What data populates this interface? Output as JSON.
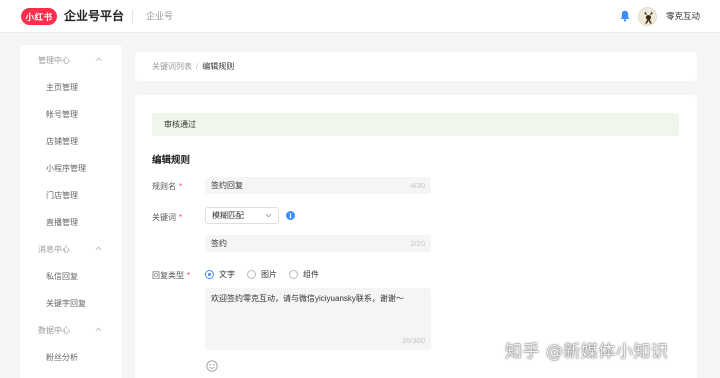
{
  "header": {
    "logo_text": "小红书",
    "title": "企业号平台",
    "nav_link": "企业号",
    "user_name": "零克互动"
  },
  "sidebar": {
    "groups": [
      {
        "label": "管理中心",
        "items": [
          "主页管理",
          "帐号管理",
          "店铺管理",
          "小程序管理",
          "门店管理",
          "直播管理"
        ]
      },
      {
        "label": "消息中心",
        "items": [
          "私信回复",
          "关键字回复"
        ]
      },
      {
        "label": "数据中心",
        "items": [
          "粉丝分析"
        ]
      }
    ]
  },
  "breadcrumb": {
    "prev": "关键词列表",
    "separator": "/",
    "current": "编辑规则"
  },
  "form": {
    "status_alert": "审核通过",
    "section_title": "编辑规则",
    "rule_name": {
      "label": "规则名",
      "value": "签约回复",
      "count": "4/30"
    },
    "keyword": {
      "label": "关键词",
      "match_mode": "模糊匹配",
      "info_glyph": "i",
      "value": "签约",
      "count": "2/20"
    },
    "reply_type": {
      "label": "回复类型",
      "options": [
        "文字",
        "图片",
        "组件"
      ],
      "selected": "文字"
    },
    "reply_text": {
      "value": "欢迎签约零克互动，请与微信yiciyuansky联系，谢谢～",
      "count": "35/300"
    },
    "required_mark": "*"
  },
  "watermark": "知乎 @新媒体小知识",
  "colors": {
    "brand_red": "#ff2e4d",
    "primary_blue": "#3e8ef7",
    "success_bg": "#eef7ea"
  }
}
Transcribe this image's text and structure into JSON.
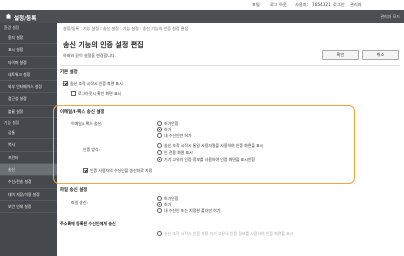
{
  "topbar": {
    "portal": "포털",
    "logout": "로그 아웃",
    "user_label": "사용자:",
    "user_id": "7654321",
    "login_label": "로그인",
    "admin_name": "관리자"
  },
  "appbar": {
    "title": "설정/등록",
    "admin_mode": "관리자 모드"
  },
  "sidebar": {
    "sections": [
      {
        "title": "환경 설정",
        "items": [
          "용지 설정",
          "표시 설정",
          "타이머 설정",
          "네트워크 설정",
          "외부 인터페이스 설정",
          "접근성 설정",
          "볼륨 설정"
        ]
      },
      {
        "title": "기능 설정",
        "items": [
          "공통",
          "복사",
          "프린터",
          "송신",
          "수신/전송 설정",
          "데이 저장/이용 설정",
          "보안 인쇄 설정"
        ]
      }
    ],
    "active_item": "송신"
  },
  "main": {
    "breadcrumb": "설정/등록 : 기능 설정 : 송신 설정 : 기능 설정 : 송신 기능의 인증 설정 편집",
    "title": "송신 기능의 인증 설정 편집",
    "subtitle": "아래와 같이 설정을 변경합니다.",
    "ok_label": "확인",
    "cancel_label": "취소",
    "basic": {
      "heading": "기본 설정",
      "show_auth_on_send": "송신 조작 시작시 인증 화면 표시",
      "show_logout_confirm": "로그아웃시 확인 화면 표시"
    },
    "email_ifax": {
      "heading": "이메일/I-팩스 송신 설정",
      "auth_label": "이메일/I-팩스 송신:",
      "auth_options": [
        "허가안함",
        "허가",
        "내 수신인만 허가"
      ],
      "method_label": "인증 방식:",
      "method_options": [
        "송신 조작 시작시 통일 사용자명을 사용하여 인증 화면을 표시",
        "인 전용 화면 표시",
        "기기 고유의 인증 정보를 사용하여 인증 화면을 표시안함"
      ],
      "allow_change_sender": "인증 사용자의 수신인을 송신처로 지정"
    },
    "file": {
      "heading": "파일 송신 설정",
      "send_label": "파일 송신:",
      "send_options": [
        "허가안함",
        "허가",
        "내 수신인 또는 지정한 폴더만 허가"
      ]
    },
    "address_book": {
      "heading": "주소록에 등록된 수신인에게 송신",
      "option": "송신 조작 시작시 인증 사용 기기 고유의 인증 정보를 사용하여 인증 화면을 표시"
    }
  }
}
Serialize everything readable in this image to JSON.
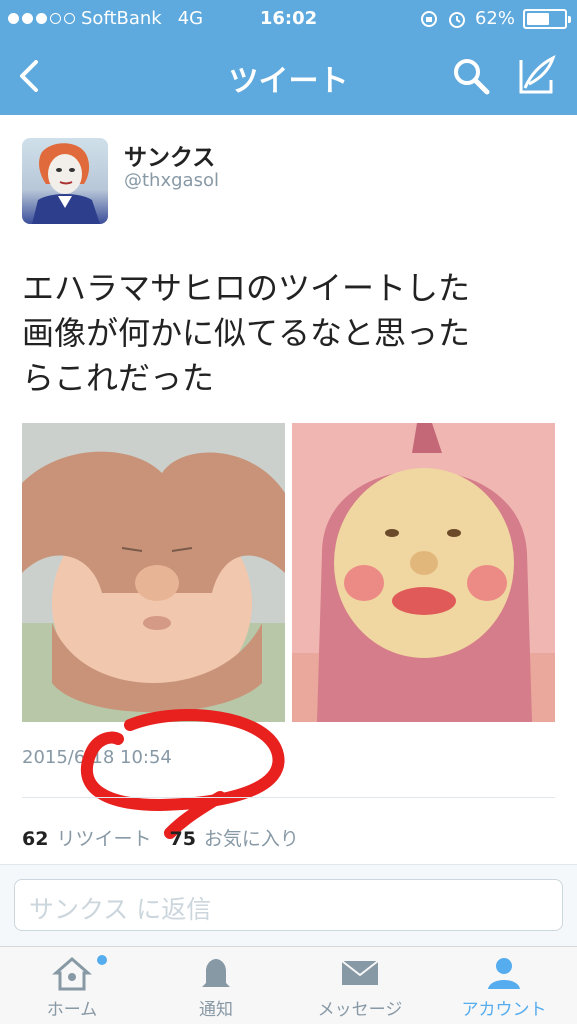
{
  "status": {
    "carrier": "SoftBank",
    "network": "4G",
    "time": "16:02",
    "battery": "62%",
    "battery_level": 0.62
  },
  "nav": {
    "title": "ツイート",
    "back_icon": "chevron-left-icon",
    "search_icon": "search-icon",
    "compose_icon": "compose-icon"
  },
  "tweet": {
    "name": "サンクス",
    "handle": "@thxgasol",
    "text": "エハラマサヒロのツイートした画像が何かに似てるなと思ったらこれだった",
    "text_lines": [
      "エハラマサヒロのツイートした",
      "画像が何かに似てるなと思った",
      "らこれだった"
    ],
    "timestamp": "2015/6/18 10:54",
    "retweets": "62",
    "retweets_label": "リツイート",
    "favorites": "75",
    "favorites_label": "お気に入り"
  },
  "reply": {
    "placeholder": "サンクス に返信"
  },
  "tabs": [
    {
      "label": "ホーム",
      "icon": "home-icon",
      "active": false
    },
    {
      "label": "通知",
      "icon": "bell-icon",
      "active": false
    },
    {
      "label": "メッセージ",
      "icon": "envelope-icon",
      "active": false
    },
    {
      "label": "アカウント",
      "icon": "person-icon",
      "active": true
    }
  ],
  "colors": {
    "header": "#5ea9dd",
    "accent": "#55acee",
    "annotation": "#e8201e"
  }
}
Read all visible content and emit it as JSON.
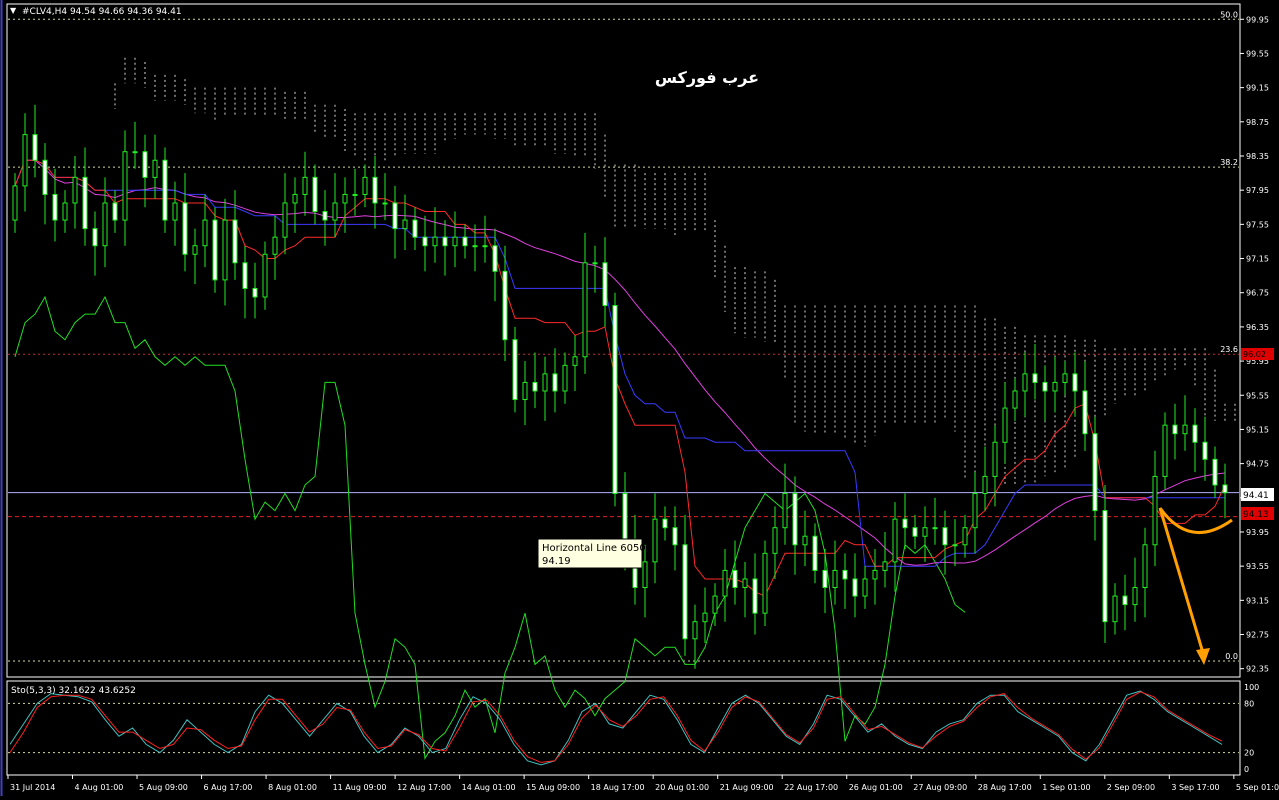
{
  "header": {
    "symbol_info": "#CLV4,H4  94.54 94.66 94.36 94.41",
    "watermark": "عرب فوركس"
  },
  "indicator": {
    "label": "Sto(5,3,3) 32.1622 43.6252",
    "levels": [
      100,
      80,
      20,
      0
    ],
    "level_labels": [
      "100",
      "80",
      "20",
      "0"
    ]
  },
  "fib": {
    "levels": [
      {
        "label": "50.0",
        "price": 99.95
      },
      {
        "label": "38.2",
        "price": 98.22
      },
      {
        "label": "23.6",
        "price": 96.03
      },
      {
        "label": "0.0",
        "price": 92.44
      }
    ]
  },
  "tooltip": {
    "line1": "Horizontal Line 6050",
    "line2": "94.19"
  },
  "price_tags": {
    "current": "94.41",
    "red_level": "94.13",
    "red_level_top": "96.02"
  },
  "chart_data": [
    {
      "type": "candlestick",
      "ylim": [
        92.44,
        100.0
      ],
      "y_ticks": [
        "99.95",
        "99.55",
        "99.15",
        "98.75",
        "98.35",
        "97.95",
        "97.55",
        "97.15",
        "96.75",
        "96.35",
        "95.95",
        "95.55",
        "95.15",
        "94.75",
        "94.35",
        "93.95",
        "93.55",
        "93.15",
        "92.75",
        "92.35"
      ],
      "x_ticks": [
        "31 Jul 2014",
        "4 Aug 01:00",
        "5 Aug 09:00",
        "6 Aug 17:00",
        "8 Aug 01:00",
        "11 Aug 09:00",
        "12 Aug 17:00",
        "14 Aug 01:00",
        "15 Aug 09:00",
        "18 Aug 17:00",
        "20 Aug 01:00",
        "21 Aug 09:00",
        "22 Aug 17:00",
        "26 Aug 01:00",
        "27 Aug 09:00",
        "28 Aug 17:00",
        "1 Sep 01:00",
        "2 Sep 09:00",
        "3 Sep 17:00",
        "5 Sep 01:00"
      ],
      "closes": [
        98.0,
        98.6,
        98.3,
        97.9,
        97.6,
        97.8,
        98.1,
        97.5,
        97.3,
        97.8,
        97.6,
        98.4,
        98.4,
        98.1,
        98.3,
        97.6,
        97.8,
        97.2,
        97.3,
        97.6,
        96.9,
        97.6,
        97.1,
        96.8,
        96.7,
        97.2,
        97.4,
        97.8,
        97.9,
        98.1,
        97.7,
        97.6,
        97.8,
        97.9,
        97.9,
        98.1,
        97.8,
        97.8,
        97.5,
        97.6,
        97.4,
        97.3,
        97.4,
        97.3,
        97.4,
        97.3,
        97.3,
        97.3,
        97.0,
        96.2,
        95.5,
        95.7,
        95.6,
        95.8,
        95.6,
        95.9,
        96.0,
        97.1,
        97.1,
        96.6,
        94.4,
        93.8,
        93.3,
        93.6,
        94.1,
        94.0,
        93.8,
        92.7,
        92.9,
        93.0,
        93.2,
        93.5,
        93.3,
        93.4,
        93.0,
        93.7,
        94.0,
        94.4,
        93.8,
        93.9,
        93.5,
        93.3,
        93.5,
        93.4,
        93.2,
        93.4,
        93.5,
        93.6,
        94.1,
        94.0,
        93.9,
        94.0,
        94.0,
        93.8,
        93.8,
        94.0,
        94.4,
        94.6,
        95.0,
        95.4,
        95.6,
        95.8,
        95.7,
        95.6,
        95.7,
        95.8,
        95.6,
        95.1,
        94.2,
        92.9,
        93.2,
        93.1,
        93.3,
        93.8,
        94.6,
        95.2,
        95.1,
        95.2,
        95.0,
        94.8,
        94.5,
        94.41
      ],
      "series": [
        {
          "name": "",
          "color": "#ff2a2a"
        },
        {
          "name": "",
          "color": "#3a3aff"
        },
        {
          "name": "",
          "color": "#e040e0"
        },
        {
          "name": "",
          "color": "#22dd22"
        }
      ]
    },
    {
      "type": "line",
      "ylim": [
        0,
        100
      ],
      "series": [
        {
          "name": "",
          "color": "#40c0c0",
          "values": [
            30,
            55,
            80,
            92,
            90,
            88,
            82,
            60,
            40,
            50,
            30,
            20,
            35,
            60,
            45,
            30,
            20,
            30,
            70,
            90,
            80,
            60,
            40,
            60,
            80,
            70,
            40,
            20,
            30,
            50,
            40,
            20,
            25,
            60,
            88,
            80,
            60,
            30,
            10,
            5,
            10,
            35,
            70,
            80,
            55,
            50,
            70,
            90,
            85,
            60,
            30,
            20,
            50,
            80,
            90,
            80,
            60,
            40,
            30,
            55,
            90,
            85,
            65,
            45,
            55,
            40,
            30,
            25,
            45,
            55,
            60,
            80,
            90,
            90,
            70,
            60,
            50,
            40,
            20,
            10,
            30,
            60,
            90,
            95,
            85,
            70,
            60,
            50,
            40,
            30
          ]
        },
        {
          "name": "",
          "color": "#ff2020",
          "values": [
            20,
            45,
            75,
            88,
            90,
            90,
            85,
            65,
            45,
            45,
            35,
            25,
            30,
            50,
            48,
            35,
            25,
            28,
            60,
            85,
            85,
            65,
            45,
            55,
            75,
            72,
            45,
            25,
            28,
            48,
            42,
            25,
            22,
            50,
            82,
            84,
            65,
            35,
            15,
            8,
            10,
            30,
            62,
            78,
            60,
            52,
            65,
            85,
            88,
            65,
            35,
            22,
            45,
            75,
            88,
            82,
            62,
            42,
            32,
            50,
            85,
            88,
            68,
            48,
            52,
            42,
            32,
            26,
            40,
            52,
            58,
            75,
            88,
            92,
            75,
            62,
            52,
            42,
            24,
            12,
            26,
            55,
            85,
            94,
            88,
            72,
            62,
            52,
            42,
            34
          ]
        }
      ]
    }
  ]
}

^^^^^^^^

Given instruction: Copy each line of the preceding data that contains the string "icon".

Written solution:
    "back_icon": "chevron-left-icon",
    "search_icon": "search-icon",
    "compose_icon": "compose-icon"
      "icon": "home-icon",
      "icon": "bell-icon",
      "icon": "envelope-icon",
      "icon": "person-icon",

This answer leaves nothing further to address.